:: Problem requirements ::
Copy every line of the data that contains the string "title".

:: Given records ::
==================================================

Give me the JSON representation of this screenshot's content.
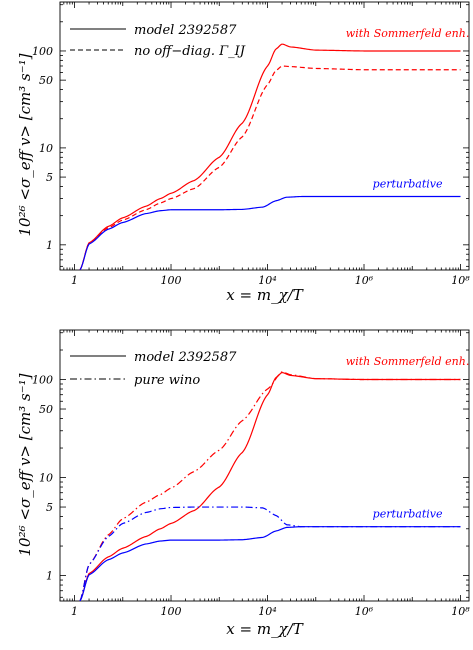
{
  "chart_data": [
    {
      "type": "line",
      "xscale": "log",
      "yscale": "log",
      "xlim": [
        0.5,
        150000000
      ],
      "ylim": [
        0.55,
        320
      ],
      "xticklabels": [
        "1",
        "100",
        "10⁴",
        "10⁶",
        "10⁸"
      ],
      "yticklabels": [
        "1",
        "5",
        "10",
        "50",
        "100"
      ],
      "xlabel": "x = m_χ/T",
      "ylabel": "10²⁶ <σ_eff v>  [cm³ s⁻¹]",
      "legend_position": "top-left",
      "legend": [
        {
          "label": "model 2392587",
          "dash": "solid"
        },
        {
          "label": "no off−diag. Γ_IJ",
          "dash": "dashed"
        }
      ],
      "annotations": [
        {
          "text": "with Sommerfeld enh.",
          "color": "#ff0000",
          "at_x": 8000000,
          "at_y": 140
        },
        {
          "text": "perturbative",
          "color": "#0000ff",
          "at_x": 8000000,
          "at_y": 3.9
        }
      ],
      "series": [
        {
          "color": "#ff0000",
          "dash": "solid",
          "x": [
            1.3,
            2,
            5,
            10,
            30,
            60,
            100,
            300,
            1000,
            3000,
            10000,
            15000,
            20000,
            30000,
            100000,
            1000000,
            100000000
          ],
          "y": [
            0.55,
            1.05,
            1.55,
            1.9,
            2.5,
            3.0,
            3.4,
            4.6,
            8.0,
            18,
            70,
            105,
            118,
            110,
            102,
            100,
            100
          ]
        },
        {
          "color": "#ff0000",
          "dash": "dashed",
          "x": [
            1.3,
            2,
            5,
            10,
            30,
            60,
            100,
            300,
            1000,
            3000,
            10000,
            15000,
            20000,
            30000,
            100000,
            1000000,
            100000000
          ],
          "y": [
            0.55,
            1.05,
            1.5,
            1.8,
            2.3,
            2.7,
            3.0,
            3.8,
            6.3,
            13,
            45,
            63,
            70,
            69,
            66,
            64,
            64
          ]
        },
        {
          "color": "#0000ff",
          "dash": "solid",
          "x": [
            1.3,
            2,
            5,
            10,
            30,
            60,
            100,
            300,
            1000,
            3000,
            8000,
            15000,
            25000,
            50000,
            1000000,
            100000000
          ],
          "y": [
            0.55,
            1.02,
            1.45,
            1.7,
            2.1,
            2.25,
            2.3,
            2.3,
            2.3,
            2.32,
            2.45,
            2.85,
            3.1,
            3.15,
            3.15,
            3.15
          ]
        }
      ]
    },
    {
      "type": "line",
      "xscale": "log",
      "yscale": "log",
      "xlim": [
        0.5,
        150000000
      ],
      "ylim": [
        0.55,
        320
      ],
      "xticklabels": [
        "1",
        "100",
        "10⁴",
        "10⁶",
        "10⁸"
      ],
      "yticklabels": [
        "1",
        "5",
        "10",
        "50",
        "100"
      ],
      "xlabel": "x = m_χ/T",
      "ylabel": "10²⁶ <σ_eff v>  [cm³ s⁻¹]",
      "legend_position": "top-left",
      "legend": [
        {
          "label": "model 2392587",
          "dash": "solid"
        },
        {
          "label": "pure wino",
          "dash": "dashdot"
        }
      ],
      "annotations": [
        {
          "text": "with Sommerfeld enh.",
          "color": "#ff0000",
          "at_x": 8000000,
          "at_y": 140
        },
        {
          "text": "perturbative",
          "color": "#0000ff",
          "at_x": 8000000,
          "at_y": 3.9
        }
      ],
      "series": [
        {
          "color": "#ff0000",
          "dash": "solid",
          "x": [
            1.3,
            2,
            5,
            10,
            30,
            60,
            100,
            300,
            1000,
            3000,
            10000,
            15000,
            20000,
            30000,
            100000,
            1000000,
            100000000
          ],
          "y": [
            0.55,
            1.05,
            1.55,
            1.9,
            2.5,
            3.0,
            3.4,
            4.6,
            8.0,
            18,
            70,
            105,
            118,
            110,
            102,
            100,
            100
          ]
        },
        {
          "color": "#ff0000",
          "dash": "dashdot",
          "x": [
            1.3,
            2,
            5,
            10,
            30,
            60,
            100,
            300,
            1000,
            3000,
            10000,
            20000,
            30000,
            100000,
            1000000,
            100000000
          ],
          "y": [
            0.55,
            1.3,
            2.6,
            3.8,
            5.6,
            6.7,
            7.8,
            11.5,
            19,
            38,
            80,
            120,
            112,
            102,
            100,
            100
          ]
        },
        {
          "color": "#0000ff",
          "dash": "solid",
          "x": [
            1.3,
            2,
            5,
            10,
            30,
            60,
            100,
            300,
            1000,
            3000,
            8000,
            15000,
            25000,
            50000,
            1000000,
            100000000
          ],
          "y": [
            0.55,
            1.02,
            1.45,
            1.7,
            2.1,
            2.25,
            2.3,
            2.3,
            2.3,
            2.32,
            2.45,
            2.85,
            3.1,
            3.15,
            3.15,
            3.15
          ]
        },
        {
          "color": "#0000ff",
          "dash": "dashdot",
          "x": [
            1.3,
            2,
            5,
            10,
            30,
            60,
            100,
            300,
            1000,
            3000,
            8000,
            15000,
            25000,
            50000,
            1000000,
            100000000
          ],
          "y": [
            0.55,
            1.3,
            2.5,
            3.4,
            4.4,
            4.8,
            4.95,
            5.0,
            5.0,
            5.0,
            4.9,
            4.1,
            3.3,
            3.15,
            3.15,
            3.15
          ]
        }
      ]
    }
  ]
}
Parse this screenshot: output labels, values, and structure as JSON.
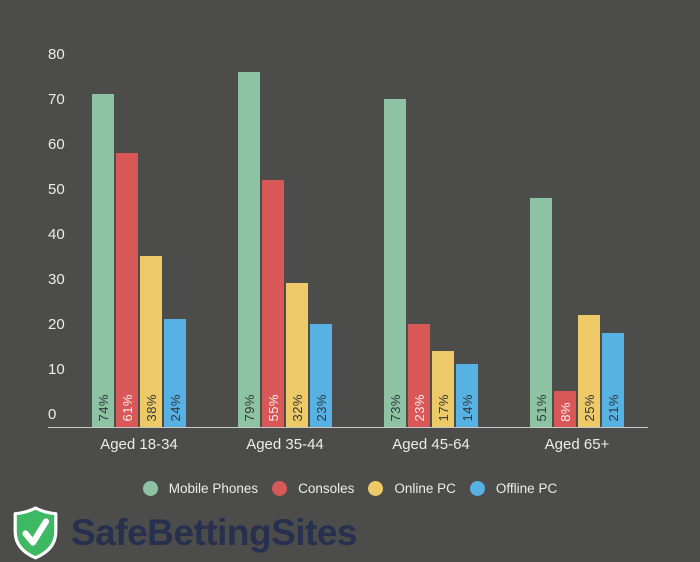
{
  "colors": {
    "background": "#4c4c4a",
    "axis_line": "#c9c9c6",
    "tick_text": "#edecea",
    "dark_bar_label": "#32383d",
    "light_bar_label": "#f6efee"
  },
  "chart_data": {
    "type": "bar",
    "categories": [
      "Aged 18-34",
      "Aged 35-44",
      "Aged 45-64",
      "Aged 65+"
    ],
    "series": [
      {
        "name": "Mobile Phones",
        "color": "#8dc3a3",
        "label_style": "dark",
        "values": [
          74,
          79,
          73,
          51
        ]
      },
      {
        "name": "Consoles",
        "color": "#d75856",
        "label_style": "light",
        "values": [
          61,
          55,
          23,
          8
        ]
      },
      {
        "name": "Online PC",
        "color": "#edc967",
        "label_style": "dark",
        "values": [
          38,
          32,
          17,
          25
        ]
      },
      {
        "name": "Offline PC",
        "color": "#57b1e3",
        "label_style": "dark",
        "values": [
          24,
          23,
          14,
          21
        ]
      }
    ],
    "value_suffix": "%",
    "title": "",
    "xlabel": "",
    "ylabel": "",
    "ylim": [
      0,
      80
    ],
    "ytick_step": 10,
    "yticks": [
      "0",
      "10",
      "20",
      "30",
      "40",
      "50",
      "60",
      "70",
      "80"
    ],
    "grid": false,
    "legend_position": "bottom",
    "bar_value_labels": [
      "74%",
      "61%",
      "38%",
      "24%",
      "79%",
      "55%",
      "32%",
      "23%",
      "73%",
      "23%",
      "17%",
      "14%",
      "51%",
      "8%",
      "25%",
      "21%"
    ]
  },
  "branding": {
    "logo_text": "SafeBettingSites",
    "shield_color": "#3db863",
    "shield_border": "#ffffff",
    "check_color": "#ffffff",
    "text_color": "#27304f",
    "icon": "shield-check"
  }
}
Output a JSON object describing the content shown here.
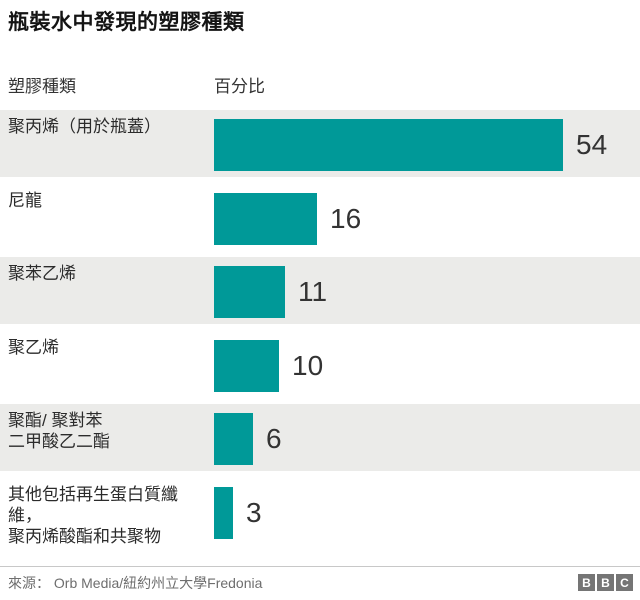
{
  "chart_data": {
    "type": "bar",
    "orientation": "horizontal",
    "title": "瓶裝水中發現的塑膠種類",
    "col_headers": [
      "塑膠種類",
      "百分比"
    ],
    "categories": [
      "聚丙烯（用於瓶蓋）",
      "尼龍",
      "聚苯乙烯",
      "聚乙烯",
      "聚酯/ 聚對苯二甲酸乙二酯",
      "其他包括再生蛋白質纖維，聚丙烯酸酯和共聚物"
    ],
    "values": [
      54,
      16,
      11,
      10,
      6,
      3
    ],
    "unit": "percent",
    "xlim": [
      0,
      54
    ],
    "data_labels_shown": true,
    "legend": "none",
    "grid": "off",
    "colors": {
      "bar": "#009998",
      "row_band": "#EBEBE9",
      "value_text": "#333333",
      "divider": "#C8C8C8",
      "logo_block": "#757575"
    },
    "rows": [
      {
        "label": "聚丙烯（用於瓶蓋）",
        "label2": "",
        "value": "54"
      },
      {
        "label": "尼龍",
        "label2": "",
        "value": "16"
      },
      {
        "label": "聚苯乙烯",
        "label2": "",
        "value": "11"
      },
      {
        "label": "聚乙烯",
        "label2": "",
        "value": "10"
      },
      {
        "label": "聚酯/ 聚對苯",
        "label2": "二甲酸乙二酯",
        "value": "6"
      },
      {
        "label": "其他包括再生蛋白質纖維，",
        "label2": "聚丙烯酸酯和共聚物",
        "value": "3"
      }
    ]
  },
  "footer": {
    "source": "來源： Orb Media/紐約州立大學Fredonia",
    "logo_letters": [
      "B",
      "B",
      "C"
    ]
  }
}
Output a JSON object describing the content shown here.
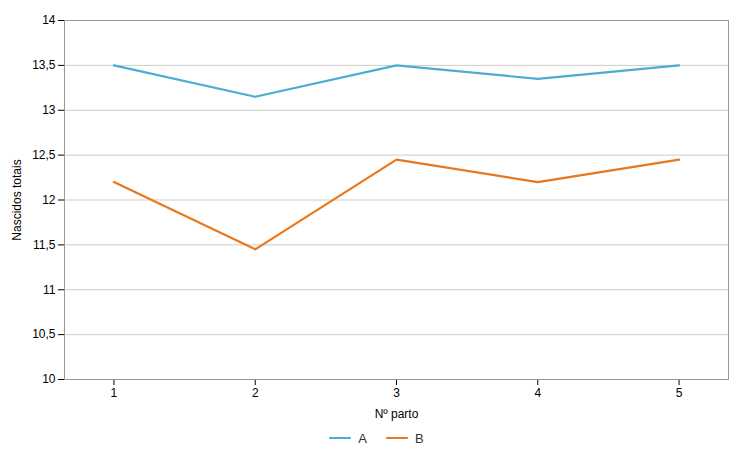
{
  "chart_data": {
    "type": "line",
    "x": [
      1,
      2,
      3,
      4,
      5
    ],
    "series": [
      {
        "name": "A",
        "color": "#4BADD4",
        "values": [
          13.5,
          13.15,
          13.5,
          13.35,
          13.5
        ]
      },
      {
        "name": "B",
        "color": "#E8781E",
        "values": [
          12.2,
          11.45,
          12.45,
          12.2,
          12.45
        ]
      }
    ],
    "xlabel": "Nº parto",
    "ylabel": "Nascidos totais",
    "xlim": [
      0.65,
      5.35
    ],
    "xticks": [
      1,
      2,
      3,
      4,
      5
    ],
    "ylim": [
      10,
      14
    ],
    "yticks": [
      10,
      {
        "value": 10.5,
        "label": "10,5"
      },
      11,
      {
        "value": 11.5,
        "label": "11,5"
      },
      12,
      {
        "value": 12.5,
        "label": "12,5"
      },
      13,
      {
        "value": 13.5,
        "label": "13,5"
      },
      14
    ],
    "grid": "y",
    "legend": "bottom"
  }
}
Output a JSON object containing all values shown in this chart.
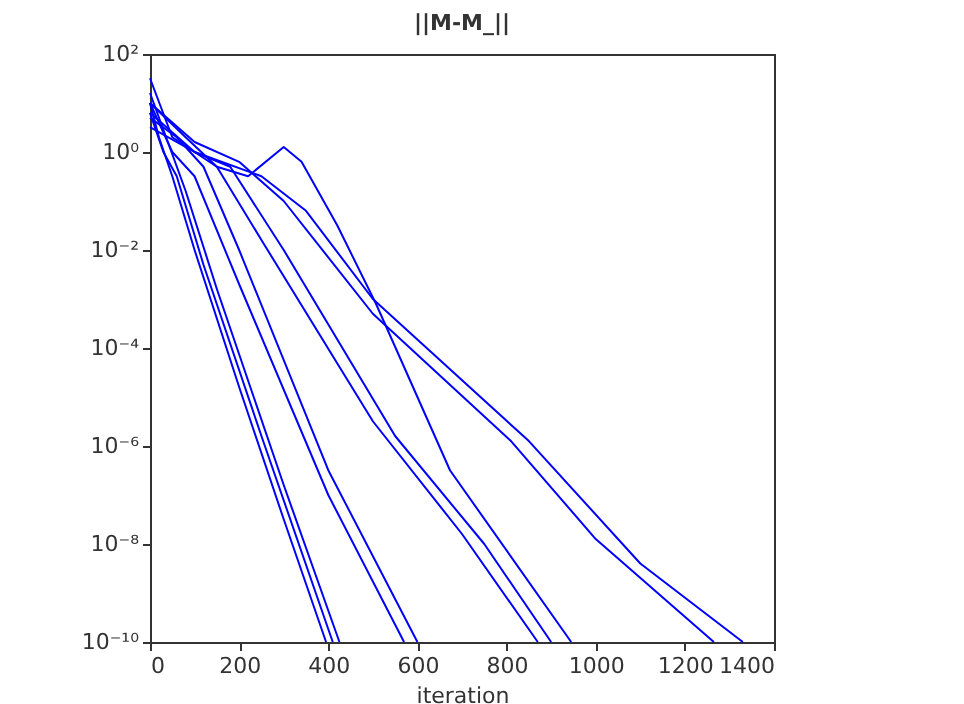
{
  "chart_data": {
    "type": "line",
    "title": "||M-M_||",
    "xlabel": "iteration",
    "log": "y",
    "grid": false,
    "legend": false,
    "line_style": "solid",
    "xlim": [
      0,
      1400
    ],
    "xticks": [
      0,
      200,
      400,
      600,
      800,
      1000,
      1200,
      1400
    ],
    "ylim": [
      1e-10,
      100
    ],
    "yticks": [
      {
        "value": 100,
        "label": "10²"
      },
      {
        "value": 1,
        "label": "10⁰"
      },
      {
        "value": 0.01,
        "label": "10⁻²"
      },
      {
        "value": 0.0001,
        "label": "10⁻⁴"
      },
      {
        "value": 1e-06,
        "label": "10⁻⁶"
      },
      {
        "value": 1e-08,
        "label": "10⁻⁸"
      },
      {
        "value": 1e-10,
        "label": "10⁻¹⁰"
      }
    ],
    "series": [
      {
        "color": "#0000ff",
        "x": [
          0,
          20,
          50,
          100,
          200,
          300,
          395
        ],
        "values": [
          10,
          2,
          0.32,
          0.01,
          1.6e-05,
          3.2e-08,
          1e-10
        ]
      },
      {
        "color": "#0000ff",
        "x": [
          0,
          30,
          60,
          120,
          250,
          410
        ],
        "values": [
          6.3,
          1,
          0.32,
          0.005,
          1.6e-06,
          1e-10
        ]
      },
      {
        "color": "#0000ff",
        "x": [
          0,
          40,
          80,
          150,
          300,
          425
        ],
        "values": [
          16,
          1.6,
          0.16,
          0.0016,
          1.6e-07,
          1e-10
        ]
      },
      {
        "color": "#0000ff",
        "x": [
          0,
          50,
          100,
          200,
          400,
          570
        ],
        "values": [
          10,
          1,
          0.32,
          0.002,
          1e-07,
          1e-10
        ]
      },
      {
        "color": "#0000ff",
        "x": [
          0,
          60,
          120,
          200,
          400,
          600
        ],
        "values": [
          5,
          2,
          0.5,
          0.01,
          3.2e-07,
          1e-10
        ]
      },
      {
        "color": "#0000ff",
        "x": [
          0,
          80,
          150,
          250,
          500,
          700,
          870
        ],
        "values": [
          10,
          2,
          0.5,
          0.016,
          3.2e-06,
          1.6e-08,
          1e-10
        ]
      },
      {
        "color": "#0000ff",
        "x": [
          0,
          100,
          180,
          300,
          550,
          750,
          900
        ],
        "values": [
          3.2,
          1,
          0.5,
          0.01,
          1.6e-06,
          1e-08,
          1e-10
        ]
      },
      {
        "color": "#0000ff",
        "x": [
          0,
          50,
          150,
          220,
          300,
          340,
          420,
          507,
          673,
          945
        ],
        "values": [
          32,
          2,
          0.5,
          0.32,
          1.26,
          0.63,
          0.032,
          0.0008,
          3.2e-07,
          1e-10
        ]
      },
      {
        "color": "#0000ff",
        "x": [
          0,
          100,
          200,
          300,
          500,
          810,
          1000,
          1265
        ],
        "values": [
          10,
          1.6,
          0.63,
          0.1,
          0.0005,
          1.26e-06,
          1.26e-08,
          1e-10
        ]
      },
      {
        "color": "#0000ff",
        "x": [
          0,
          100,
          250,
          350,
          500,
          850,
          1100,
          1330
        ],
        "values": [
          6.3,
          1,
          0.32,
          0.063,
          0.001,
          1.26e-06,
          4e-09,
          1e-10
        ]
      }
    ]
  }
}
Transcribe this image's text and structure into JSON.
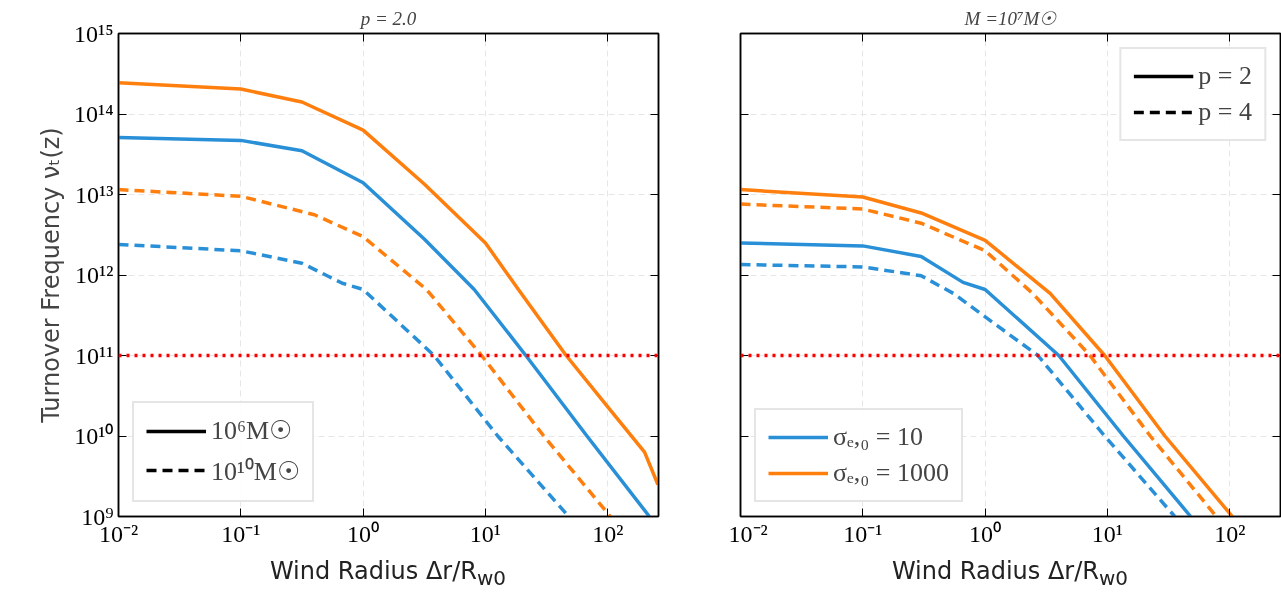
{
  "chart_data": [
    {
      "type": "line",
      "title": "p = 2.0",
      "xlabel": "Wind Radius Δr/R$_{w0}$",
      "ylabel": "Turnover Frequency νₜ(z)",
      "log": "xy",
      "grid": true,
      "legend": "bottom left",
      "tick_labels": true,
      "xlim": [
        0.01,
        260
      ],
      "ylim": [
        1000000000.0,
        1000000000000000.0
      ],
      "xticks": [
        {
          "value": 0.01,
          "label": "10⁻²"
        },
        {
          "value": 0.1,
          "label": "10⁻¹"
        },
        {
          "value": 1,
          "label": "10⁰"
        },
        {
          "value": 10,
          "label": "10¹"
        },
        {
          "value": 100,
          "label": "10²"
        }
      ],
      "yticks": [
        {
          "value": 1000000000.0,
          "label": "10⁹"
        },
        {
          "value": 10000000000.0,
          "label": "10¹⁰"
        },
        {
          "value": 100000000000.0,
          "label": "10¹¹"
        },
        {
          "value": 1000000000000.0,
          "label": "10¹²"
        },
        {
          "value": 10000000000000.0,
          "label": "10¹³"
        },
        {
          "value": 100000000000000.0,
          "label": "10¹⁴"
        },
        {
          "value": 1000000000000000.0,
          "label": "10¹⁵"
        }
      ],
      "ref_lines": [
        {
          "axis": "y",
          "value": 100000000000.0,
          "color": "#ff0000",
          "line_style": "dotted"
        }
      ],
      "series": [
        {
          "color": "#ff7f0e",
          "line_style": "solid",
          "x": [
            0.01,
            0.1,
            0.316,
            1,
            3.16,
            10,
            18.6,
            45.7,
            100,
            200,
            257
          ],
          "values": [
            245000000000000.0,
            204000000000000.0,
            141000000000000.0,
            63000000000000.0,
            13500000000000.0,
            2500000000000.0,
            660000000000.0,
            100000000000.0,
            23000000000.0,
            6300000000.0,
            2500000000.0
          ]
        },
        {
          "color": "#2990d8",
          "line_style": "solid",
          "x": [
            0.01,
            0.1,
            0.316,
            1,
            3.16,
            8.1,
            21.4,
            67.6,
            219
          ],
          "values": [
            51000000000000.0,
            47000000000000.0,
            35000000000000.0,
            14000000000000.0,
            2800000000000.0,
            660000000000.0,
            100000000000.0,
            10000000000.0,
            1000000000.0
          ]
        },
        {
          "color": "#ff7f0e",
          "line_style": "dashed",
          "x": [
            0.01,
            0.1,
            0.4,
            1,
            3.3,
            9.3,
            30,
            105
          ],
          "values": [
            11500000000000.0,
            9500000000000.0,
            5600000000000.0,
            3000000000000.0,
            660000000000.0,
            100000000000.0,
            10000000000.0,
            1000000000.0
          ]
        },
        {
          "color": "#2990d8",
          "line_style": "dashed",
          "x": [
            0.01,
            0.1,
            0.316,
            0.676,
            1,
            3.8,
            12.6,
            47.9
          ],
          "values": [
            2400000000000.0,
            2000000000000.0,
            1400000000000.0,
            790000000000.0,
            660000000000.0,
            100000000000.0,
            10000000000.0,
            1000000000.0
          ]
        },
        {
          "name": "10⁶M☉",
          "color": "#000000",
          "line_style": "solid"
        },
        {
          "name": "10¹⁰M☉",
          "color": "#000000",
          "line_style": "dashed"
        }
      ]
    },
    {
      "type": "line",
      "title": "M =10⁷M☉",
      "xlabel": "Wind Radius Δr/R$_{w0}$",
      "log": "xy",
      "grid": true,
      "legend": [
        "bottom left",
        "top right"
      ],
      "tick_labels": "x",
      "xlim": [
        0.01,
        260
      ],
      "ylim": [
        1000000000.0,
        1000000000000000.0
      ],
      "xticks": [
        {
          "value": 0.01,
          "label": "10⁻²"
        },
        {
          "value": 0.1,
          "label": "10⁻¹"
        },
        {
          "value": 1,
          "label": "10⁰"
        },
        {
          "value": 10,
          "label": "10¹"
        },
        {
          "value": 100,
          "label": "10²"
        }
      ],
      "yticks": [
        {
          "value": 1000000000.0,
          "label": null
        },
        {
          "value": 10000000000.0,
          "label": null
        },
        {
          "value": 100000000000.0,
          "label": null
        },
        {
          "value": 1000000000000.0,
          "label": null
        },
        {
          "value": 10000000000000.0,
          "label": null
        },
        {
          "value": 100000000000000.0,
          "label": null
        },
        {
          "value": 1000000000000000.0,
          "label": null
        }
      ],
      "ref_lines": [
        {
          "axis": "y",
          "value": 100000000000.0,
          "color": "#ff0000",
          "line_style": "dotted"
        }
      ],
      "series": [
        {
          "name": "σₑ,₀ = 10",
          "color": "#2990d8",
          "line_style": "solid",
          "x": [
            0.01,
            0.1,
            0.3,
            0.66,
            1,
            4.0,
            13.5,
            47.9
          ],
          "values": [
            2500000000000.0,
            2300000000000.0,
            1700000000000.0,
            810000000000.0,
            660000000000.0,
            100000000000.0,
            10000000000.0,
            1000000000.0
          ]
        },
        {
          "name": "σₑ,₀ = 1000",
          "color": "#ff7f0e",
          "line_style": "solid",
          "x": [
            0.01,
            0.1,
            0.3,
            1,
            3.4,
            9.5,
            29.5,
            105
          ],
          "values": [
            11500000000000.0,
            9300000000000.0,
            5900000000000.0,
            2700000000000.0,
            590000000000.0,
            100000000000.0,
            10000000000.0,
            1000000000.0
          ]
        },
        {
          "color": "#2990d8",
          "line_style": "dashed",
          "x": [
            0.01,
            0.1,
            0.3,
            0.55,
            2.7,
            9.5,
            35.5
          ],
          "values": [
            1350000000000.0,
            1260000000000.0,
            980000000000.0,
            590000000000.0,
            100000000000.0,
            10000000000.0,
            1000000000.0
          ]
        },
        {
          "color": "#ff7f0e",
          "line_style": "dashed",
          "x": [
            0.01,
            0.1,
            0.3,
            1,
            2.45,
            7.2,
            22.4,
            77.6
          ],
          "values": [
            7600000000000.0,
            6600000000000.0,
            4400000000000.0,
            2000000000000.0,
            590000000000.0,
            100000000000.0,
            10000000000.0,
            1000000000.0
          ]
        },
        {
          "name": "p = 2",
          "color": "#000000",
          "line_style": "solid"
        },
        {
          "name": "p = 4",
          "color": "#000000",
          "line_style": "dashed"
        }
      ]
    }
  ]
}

==================================================

:: Written response ::
    "title": "",
    "title": "瓶裝水中發現的塑膠種類",
    "title": "||M-M_||",
      "title": "p = 2.0",
      "title": "M =10⁷M☉",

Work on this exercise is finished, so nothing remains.